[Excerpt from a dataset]

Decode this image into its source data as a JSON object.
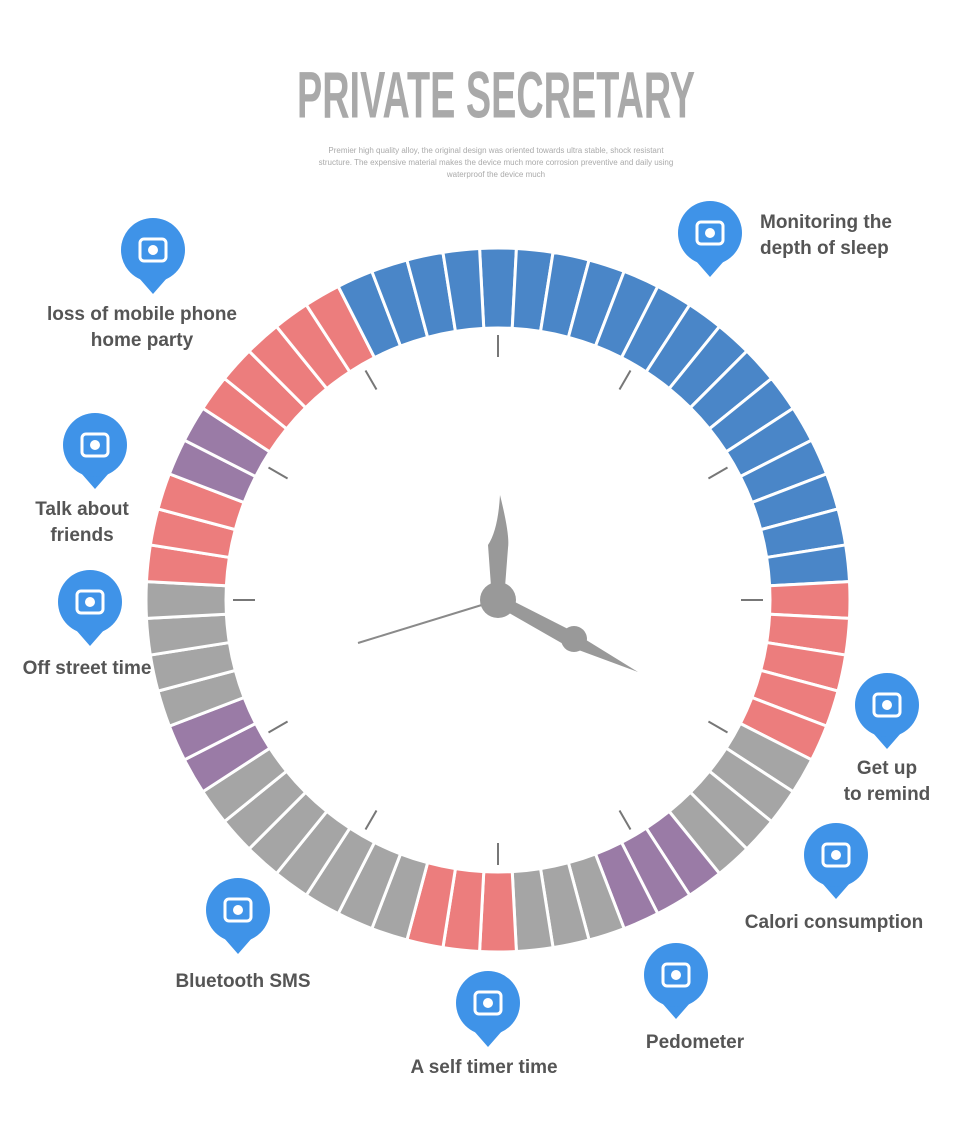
{
  "header": {
    "title": "PRIVATE SECRETARY",
    "subtitle": [
      "Premier high quality alloy, the original design was oriented towards ultra stable, shock resistant",
      "structure. The expensive material makes the device much more corrosion preventive and daily using",
      "waterproof the device much"
    ]
  },
  "features": [
    {
      "lines": [
        "loss of mobile phone",
        "home party"
      ]
    },
    {
      "lines": [
        "Talk about",
        "friends"
      ]
    },
    {
      "lines": [
        "Off street time"
      ]
    },
    {
      "lines": [
        "Bluetooth SMS"
      ]
    },
    {
      "lines": [
        "A self timer time"
      ]
    },
    {
      "lines": [
        "Pedometer"
      ]
    },
    {
      "lines": [
        "Calori consumption"
      ]
    },
    {
      "lines": [
        "Get up",
        "to remind"
      ]
    },
    {
      "lines": [
        "Monitoring the",
        "depth of sleep"
      ]
    }
  ]
}
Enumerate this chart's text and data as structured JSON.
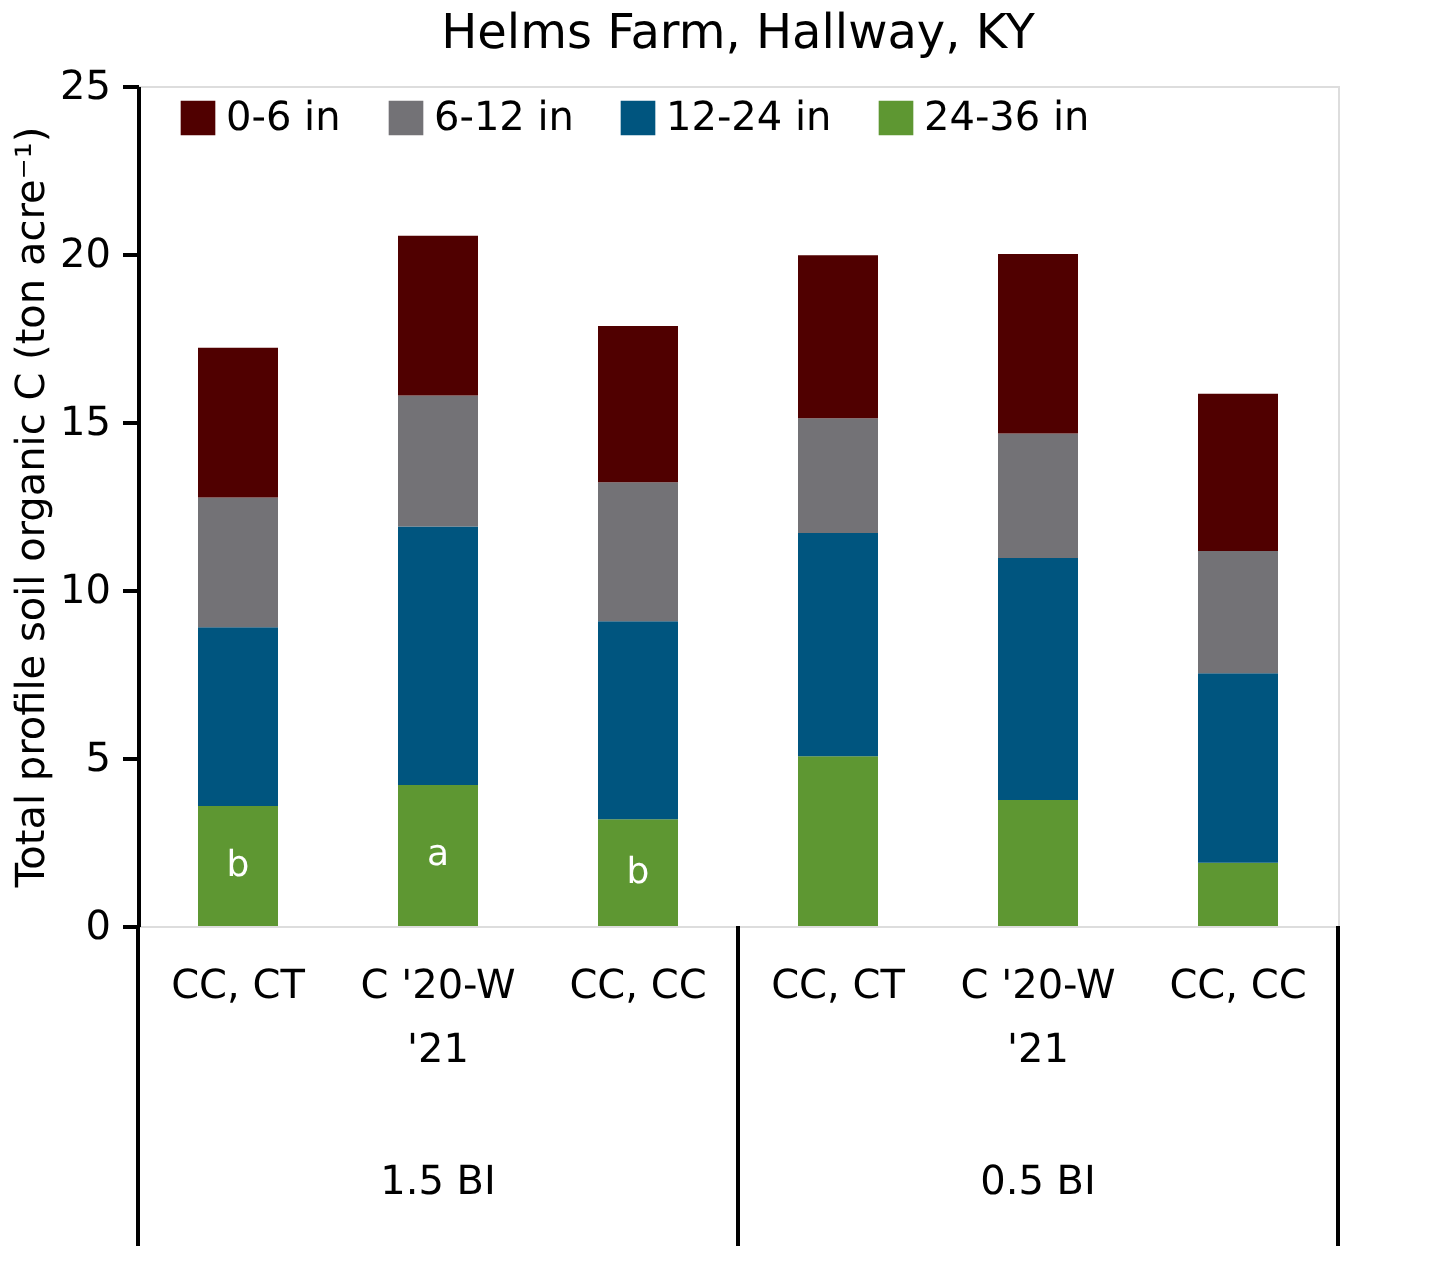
{
  "chart_data": {
    "type": "bar",
    "title": "Helms Farm, Hallway, KY",
    "ylabel": "Total profile soil organic C (ton acre⁻¹)",
    "categories": [
      "CC, CT",
      "C '20-W '21",
      "CC, CC",
      "CC, CT",
      "C '20-W '21",
      "CC, CC"
    ],
    "stacked": true,
    "series": [
      {
        "name": "24-36 in",
        "color": "#5e9732",
        "values": [
          3.57,
          4.2,
          3.18,
          5.05,
          3.75,
          1.88
        ],
        "value_labels": [
          "b",
          "a",
          "b",
          null,
          null,
          null
        ]
      },
      {
        "name": "12-24 in",
        "color": "#00557f",
        "values": [
          5.32,
          7.69,
          5.89,
          6.65,
          7.2,
          5.64
        ]
      },
      {
        "name": "6-12 in",
        "color": "#737276",
        "values": [
          3.86,
          3.9,
          4.14,
          3.41,
          3.71,
          3.64
        ]
      },
      {
        "name": "0-6 in",
        "color": "#500000",
        "values": [
          4.46,
          4.75,
          4.65,
          4.85,
          5.34,
          4.68
        ]
      }
    ],
    "ylim": [
      0,
      25
    ],
    "yticks": [
      0,
      5,
      10,
      15,
      20,
      25
    ],
    "annotations": [
      "1.5 BI",
      "0.5 BI"
    ],
    "legend": "top",
    "grid": false
  }
}
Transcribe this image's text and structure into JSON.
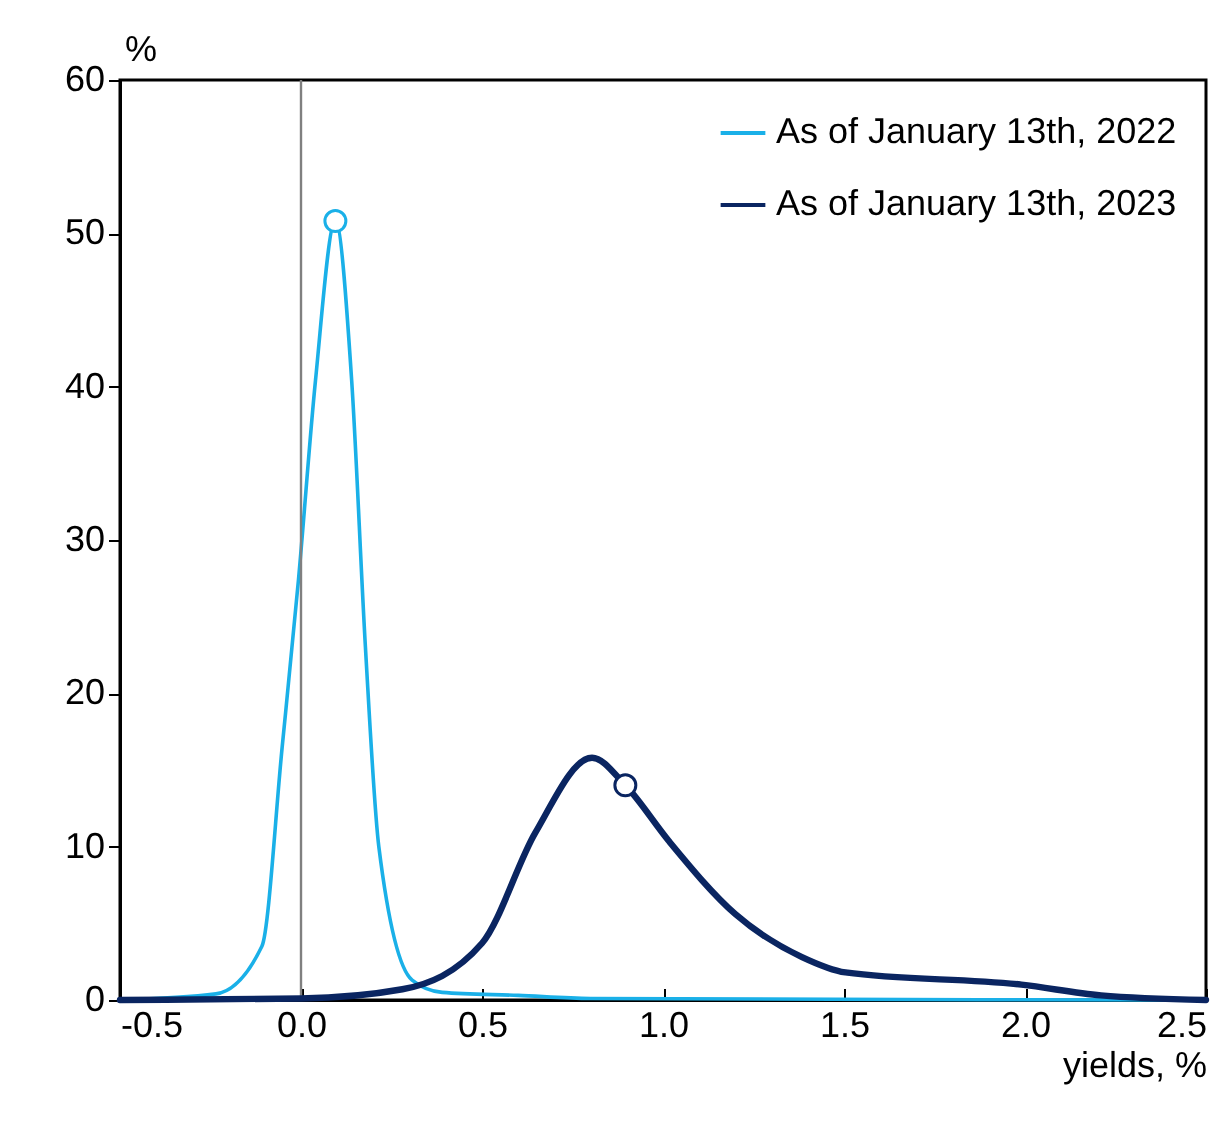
{
  "chart_data": {
    "type": "line",
    "xlabel": "yields, %",
    "ylabel": "%",
    "xlim": [
      -0.5,
      2.5
    ],
    "xticks": [
      {
        "value": -0.5,
        "label": "-0.5"
      },
      {
        "value": 0,
        "label": "0.0"
      },
      {
        "value": 0.5,
        "label": "0.5"
      },
      {
        "value": 1,
        "label": "1.0"
      },
      {
        "value": 1.5,
        "label": "1.5"
      },
      {
        "value": 2,
        "label": "2.0"
      },
      {
        "value": 2.5,
        "label": "2.5"
      }
    ],
    "ylim": [
      0,
      60
    ],
    "yticks": [
      0,
      10,
      20,
      30,
      40,
      50,
      60
    ],
    "grid": false,
    "legend": "top right",
    "series": [
      {
        "name": "As of January 13th, 2022",
        "color": "#1ab0e8",
        "x": [
          -0.5,
          -0.235,
          -0.108,
          -0.052,
          -0.007,
          0.04,
          0.095,
          0.14,
          0.178,
          0.215,
          0.307,
          0.39,
          0.6,
          0.8,
          2.5
        ],
        "values": [
          0,
          0.4,
          3.5,
          16.5,
          27.4,
          40.4,
          50.8,
          40.4,
          23,
          10,
          1.3,
          0.5,
          0.3,
          0.1,
          0
        ]
      },
      {
        "name": "As of January 13th, 2023",
        "color": "#0a2561",
        "x": [
          -0.5,
          0,
          0.28,
          0.5,
          0.647,
          0.804,
          0.896,
          1.015,
          1.2,
          1.384,
          1.504,
          1.99,
          2.21,
          2.5
        ],
        "values": [
          0,
          0.1,
          0.7,
          3.7,
          10.9,
          15.8,
          14.0,
          10.4,
          5.6,
          2.8,
          1.8,
          1.0,
          0.3,
          0
        ]
      },
      {
        "type": "scatter",
        "marker": "circle",
        "color": "#1ab0e8",
        "x": [
          0.095
        ],
        "values": [
          50.8
        ]
      },
      {
        "type": "scatter",
        "marker": "circle",
        "color": "#0a2561",
        "x": [
          0.896
        ],
        "values": [
          14.0
        ]
      }
    ],
    "ref_lines": [
      {
        "axis": "x",
        "value": 0,
        "color": "#808080"
      }
    ]
  }
}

= TASK DIRECTIONS =
Reproduce the whole listing word for word, setting aside any pictures.

= ANSWER TO THIS PROBLEM =
Decode this image into its source data as a JSON object.
{
  "header": {
    "title": "PRIVATE SECRETARY",
    "subtitle": [
      "Premier high quality alloy, the original design was oriented towards ultra stable, shock resistant",
      "structure. The expensive material makes the device much more corrosion preventive and daily using",
      "waterproof the device much"
    ]
  },
  "features": [
    {
      "lines": [
        "loss of mobile phone",
        "home party"
      ]
    },
    {
      "lines": [
        "Talk about",
        "friends"
      ]
    },
    {
      "lines": [
        "Off street time"
      ]
    },
    {
      "lines": [
        "Bluetooth SMS"
      ]
    },
    {
      "lines": [
        "A self timer time"
      ]
    },
    {
      "lines": [
        "Pedometer"
      ]
    },
    {
      "lines": [
        "Calori consumption"
      ]
    },
    {
      "lines": [
        "Get up",
        "to remind"
      ]
    },
    {
      "lines": [
        "Monitoring the",
        "depth of sleep"
      ]
    }
  ]
}
Enumerate this chart's text and data as structured JSON.
{
  "chart_data": {
    "type": "bar",
    "title": "Helms Farm, Hallway, KY",
    "ylabel": "Total profile soil organic C (ton acre⁻¹)",
    "categories": [
      "CC, CT",
      "C '20-W '21",
      "CC, CC",
      "CC, CT",
      "C '20-W '21",
      "CC, CC"
    ],
    "stacked": true,
    "series": [
      {
        "name": "24-36 in",
        "color": "#5e9732",
        "values": [
          3.57,
          4.2,
          3.18,
          5.05,
          3.75,
          1.88
        ],
        "value_labels": [
          "b",
          "a",
          "b",
          null,
          null,
          null
        ]
      },
      {
        "name": "12-24 in",
        "color": "#00557f",
        "values": [
          5.32,
          7.69,
          5.89,
          6.65,
          7.2,
          5.64
        ]
      },
      {
        "name": "6-12 in",
        "color": "#737276",
        "values": [
          3.86,
          3.9,
          4.14,
          3.41,
          3.71,
          3.64
        ]
      },
      {
        "name": "0-6 in",
        "color": "#500000",
        "values": [
          4.46,
          4.75,
          4.65,
          4.85,
          5.34,
          4.68
        ]
      }
    ],
    "ylim": [
      0,
      25
    ],
    "yticks": [
      0,
      5,
      10,
      15,
      20,
      25
    ],
    "annotations": [
      "1.5 BI",
      "0.5 BI"
    ],
    "legend": "top",
    "grid": false
  }
}
Transcribe this image's text and structure into JSON.
{
  "chart_data": {
    "type": "line",
    "xlabel": "yields, %",
    "ylabel": "%",
    "xlim": [
      -0.5,
      2.5
    ],
    "xticks": [
      {
        "value": -0.5,
        "label": "-0.5"
      },
      {
        "value": 0,
        "label": "0.0"
      },
      {
        "value": 0.5,
        "label": "0.5"
      },
      {
        "value": 1,
        "label": "1.0"
      },
      {
        "value": 1.5,
        "label": "1.5"
      },
      {
        "value": 2,
        "label": "2.0"
      },
      {
        "value": 2.5,
        "label": "2.5"
      }
    ],
    "ylim": [
      0,
      60
    ],
    "yticks": [
      0,
      10,
      20,
      30,
      40,
      50,
      60
    ],
    "grid": false,
    "legend": "top right",
    "series": [
      {
        "name": "As of January 13th, 2022",
        "color": "#1ab0e8",
        "x": [
          -0.5,
          -0.235,
          -0.108,
          -0.052,
          -0.007,
          0.04,
          0.095,
          0.14,
          0.178,
          0.215,
          0.307,
          0.39,
          0.6,
          0.8,
          2.5
        ],
        "values": [
          0,
          0.4,
          3.5,
          16.5,
          27.4,
          40.4,
          50.8,
          40.4,
          23,
          10,
          1.3,
          0.5,
          0.3,
          0.1,
          0
        ]
      },
      {
        "name": "As of January 13th, 2023",
        "color": "#0a2561",
        "x": [
          -0.5,
          0,
          0.28,
          0.5,
          0.647,
          0.804,
          0.896,
          1.015,
          1.2,
          1.384,
          1.504,
          1.99,
          2.21,
          2.5
        ],
        "values": [
          0,
          0.1,
          0.7,
          3.7,
          10.9,
          15.8,
          14.0,
          10.4,
          5.6,
          2.8,
          1.8,
          1.0,
          0.3,
          0
        ]
      },
      {
        "type": "scatter",
        "marker": "circle",
        "color": "#1ab0e8",
        "x": [
          0.095
        ],
        "values": [
          50.8
        ]
      },
      {
        "type": "scatter",
        "marker": "circle",
        "color": "#0a2561",
        "x": [
          0.896
        ],
        "values": [
          14.0
        ]
      }
    ],
    "ref_lines": [
      {
        "axis": "x",
        "value": 0,
        "color": "#808080"
      }
    ]
  }
}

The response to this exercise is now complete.